(Records that describe figures)
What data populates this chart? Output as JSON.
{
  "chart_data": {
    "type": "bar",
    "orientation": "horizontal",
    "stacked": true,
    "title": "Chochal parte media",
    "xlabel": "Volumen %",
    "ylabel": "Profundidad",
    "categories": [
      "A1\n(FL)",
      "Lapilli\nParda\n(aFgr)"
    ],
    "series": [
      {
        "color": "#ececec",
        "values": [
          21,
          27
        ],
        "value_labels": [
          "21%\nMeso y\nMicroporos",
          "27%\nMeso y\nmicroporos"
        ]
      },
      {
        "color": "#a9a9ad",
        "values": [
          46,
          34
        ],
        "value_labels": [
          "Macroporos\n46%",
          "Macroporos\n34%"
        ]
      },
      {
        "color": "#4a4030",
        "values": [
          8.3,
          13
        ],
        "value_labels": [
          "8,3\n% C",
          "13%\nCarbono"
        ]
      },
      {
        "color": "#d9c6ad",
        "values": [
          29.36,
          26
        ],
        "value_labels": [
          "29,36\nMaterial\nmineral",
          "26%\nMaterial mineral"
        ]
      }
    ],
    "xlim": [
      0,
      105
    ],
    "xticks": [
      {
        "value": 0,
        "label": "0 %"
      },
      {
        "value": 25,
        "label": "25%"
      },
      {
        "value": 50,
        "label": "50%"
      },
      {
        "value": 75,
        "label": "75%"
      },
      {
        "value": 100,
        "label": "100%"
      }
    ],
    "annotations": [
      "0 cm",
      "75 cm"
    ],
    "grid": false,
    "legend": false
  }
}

### Short task
Each record above should be output again exactly.

### Answer to the problem
What data populates this chart? Output as JSON.
{
  "chart_data": {
    "type": "bar",
    "orientation": "horizontal",
    "stacked": true,
    "title": "Chochal parte media",
    "xlabel": "Volumen %",
    "ylabel": "Profundidad",
    "categories": [
      "A1\n(FL)",
      "Lapilli\nParda\n(aFgr)"
    ],
    "series": [
      {
        "color": "#ececec",
        "values": [
          21,
          27
        ],
        "value_labels": [
          "21%\nMeso y\nMicroporos",
          "27%\nMeso y\nmicroporos"
        ]
      },
      {
        "color": "#a9a9ad",
        "values": [
          46,
          34
        ],
        "value_labels": [
          "Macroporos\n46%",
          "Macroporos\n34%"
        ]
      },
      {
        "color": "#4a4030",
        "values": [
          8.3,
          13
        ],
        "value_labels": [
          "8,3\n% C",
          "13%\nCarbono"
        ]
      },
      {
        "color": "#d9c6ad",
        "values": [
          29.36,
          26
        ],
        "value_labels": [
          "29,36\nMaterial\nmineral",
          "26%\nMaterial mineral"
        ]
      }
    ],
    "xlim": [
      0,
      105
    ],
    "xticks": [
      {
        "value": 0,
        "label": "0 %"
      },
      {
        "value": 25,
        "label": "25%"
      },
      {
        "value": 50,
        "label": "50%"
      },
      {
        "value": 75,
        "label": "75%"
      },
      {
        "value": 100,
        "label": "100%"
      }
    ],
    "annotations": [
      "0 cm",
      "75 cm"
    ],
    "grid": false,
    "legend": false
  }
}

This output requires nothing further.